Copy the items from the start down to and including the line with "y-tick-label: 1.6 xyxy=(91,144,130,175)", changing every "xyxy" to "bbox" and keeping everything else the same.

Start Dataset excerpts

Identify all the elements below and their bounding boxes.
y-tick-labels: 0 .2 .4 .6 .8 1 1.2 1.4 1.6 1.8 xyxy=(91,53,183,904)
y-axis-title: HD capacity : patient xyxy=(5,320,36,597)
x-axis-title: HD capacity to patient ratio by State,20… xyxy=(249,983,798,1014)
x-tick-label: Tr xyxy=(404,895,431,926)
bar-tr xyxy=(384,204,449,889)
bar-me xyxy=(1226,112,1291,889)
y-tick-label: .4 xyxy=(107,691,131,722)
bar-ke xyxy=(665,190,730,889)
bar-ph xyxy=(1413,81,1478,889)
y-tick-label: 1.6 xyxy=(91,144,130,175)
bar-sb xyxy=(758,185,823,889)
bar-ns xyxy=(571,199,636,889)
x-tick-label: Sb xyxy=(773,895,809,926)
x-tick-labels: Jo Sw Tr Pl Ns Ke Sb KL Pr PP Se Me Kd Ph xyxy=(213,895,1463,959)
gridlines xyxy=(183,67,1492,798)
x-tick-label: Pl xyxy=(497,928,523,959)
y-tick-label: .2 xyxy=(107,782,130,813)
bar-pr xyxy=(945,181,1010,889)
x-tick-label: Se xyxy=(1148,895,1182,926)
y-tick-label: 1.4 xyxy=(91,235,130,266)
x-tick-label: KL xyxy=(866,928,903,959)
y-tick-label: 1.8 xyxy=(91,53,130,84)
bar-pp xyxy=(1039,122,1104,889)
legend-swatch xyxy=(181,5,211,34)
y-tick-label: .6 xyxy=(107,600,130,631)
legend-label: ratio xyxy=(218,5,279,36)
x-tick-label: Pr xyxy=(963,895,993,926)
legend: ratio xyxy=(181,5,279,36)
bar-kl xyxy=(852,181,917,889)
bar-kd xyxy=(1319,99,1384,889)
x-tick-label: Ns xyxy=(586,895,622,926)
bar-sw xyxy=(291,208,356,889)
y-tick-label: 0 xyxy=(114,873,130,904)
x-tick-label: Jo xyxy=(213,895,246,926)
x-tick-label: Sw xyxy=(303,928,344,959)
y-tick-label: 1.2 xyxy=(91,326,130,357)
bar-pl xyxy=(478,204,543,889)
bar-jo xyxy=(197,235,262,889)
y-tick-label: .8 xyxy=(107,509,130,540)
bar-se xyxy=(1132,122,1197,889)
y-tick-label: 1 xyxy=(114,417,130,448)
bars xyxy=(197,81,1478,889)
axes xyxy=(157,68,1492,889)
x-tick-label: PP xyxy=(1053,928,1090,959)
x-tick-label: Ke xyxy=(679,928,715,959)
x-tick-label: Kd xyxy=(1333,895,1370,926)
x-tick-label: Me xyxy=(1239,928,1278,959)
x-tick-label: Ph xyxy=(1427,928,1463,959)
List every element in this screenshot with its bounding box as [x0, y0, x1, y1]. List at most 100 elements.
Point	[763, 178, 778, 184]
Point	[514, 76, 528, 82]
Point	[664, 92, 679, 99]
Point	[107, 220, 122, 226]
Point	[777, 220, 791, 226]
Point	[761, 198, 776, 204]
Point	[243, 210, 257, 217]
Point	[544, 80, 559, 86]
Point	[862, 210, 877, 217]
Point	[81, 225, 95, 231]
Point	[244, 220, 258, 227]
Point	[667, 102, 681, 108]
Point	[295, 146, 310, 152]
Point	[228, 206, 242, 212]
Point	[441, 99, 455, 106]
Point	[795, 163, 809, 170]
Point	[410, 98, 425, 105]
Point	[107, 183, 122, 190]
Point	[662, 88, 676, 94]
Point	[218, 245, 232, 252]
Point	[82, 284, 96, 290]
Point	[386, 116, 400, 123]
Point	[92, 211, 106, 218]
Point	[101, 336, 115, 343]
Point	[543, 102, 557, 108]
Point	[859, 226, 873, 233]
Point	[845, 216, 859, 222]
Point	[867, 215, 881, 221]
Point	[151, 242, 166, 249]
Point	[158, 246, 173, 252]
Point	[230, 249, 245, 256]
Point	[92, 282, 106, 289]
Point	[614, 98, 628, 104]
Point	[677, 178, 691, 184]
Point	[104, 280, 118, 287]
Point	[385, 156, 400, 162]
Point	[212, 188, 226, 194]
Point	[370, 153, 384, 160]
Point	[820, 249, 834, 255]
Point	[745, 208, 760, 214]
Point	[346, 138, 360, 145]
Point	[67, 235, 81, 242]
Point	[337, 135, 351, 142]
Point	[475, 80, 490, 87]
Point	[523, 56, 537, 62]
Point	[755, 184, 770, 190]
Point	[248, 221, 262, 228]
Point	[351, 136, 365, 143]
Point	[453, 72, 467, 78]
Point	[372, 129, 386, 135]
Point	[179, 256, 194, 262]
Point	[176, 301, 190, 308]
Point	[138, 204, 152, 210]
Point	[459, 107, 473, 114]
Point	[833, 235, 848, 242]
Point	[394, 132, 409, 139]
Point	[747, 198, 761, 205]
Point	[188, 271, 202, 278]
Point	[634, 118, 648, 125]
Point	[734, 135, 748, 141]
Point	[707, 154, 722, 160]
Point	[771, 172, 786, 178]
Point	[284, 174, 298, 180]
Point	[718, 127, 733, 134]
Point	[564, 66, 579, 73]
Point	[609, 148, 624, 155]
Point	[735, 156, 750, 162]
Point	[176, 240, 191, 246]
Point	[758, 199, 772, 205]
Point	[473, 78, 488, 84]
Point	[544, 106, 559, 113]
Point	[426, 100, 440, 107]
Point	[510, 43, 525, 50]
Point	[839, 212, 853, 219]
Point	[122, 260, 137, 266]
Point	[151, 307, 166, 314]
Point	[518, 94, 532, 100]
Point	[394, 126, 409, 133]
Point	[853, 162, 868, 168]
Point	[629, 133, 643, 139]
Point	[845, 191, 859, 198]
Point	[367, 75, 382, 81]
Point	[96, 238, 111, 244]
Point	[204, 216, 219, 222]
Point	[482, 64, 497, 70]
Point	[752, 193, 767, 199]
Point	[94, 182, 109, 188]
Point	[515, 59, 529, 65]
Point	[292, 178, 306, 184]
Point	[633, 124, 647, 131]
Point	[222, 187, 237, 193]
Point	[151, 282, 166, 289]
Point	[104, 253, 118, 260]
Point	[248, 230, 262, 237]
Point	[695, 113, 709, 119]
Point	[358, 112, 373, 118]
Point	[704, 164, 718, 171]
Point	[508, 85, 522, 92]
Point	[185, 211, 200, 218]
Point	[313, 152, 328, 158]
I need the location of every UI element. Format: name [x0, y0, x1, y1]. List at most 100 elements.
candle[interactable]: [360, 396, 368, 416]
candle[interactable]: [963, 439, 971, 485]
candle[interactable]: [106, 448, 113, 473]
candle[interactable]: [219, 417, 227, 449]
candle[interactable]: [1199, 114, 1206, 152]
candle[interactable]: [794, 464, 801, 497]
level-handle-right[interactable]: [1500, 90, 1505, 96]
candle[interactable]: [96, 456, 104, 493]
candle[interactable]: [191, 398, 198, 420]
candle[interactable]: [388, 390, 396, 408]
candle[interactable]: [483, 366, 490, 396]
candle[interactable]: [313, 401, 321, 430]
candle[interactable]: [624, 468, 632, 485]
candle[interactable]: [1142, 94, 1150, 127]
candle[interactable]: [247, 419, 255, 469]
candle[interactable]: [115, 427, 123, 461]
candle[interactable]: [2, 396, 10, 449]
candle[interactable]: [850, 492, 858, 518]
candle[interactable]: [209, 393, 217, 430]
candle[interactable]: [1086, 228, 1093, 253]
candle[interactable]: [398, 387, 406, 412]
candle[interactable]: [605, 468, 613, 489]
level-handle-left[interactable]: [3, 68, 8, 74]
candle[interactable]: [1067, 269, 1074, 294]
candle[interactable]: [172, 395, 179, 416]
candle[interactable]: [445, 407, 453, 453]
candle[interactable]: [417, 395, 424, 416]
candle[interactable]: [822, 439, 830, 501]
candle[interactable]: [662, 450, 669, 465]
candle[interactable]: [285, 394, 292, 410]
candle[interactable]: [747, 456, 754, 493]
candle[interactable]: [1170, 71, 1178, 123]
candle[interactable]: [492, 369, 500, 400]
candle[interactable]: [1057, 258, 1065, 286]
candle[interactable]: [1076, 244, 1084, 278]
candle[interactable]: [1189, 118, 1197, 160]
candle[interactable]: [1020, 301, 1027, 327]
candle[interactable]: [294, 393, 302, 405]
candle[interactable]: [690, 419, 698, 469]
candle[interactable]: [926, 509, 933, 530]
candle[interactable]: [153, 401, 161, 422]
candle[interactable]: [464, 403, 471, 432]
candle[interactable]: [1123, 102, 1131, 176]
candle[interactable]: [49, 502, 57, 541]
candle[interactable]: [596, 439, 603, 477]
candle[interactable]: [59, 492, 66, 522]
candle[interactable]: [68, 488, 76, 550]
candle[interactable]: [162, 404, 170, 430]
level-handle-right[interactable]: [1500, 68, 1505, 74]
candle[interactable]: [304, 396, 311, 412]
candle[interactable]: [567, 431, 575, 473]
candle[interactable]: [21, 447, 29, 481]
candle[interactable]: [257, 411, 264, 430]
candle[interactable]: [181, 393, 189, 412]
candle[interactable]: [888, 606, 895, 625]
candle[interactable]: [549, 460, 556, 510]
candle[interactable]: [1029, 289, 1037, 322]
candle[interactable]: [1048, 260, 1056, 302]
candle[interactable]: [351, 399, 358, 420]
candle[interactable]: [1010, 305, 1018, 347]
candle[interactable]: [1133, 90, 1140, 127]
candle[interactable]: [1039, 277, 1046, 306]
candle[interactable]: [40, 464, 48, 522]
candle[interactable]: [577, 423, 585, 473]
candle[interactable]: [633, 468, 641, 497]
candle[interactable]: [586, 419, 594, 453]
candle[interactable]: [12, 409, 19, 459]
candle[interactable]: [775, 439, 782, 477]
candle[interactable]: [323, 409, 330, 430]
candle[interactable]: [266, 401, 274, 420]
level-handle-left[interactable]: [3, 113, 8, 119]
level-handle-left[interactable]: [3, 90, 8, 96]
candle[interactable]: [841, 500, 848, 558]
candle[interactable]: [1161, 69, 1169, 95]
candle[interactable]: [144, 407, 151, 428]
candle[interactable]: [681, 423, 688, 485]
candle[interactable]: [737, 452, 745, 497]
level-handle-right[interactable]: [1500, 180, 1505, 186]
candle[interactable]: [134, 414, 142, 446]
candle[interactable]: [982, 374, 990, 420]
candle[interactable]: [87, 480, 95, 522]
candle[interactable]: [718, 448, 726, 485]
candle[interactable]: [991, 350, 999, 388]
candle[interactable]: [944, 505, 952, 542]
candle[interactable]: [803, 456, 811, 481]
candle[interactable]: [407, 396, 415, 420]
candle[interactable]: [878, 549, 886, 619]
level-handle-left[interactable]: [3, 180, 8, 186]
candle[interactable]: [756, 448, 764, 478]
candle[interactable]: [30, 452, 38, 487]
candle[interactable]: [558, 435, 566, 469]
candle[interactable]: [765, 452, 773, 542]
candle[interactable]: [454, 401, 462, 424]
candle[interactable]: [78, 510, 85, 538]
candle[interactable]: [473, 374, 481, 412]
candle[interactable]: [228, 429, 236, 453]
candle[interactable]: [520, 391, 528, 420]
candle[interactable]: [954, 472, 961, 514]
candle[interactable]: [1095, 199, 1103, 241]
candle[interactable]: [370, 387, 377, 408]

End Dataset excerpts

## Result for this task
Identify all the elements below and their bounding boxes.
y-tick-labels: 0 .2 .4 .6 .8 1 1.2 1.4 1.6 1.8 bbox=(91,53,183,904)
y-axis-title: HD capacity : patient bbox=(5,320,36,597)
x-axis-title: HD capacity to patient ratio by State,20… bbox=(249,983,798,1014)
x-tick-label: Tr bbox=(404,895,431,926)
bar-tr bbox=(384,204,449,889)
bar-me bbox=(1226,112,1291,889)
y-tick-label: .4 bbox=(107,691,131,722)
bar-ke bbox=(665,190,730,889)
bar-ph bbox=(1413,81,1478,889)
y-tick-label: 1.6 bbox=(91,144,130,175)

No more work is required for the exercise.